▶ [The request]
Find each line containing the string "nicht". Copy it.

(Figure dataset records)
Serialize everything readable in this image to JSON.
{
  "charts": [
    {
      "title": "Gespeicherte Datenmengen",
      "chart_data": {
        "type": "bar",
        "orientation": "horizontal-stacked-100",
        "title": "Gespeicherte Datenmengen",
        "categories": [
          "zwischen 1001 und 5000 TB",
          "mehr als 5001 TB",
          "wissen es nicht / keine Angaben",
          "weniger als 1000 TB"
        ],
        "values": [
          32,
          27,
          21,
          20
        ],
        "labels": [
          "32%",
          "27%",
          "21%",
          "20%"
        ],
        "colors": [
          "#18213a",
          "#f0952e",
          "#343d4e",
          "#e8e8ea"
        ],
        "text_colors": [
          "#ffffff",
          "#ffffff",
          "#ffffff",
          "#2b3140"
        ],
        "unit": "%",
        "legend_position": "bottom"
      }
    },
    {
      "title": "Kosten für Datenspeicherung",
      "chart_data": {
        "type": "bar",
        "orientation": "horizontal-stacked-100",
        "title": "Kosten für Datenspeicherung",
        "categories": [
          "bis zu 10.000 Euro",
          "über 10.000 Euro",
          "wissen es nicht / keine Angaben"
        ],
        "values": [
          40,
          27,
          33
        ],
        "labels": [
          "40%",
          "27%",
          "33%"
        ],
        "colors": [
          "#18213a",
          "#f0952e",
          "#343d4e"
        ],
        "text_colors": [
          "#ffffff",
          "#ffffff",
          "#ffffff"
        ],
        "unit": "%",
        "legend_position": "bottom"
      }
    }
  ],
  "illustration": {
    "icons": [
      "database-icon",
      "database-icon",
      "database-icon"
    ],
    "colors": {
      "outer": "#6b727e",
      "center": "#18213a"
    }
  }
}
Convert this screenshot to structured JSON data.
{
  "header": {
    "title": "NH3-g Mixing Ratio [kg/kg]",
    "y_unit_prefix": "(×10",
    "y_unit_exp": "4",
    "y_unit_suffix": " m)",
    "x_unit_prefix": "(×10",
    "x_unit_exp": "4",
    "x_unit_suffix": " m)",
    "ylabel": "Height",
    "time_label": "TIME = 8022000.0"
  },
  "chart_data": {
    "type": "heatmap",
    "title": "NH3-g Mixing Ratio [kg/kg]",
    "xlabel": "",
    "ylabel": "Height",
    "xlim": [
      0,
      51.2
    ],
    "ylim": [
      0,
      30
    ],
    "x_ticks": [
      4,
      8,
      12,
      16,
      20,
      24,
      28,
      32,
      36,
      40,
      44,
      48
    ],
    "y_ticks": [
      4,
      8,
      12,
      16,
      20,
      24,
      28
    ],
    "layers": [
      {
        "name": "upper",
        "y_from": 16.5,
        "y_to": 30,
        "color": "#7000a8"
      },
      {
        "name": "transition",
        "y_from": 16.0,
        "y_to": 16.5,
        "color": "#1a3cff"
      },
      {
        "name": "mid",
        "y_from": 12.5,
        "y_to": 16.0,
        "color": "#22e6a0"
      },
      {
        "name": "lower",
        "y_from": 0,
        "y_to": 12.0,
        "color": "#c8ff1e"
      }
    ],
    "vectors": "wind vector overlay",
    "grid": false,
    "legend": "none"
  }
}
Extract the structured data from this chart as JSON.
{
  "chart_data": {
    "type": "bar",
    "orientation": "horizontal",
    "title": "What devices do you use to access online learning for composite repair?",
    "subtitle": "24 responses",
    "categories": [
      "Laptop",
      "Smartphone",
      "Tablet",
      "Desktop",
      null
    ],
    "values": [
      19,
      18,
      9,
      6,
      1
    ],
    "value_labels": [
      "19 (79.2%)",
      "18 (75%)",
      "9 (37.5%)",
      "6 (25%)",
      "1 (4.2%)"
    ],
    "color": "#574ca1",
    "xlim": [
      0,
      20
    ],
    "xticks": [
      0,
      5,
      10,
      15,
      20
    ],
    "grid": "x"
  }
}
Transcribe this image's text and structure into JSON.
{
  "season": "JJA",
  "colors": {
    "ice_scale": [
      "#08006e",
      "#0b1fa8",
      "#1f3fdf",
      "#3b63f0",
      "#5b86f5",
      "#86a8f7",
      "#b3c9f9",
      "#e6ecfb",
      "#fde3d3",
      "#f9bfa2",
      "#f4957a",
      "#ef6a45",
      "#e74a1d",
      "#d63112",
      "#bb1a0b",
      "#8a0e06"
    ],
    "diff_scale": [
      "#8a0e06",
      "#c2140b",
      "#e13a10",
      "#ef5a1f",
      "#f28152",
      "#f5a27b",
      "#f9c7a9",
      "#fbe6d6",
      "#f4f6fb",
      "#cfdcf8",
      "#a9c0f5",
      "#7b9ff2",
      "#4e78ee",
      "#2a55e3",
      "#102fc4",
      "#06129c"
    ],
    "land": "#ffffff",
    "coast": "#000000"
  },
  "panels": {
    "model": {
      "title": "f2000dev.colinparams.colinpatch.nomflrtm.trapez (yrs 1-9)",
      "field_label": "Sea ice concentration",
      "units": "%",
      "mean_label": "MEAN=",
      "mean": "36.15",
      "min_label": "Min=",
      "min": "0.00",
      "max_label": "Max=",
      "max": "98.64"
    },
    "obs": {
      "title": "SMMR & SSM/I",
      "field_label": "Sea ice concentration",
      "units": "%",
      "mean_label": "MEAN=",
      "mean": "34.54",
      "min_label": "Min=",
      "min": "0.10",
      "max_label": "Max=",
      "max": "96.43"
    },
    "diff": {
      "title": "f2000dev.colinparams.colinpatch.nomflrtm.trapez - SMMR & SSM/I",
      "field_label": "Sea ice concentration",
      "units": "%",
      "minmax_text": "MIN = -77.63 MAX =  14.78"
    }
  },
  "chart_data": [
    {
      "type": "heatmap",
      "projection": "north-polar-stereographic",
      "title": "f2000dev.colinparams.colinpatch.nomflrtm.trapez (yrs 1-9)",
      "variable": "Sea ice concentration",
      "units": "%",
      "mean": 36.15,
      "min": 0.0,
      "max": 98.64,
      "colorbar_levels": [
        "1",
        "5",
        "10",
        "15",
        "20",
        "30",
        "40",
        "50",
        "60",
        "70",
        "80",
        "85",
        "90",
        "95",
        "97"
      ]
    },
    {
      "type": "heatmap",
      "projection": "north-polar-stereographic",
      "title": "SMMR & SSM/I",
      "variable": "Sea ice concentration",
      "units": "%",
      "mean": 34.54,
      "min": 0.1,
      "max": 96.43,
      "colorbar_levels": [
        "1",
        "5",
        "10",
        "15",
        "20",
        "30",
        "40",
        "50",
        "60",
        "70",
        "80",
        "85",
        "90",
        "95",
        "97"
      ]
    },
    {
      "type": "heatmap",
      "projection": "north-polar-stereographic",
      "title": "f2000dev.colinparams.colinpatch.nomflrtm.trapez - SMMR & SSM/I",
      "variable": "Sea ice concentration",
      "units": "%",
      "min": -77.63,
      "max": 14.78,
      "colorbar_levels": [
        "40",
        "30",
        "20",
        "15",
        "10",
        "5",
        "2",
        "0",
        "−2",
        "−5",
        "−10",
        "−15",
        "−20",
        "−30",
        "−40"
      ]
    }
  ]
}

▶ [Expected answer]
          "wissen es nicht / keine Angaben",
          "wissen es nicht / keine Angaben"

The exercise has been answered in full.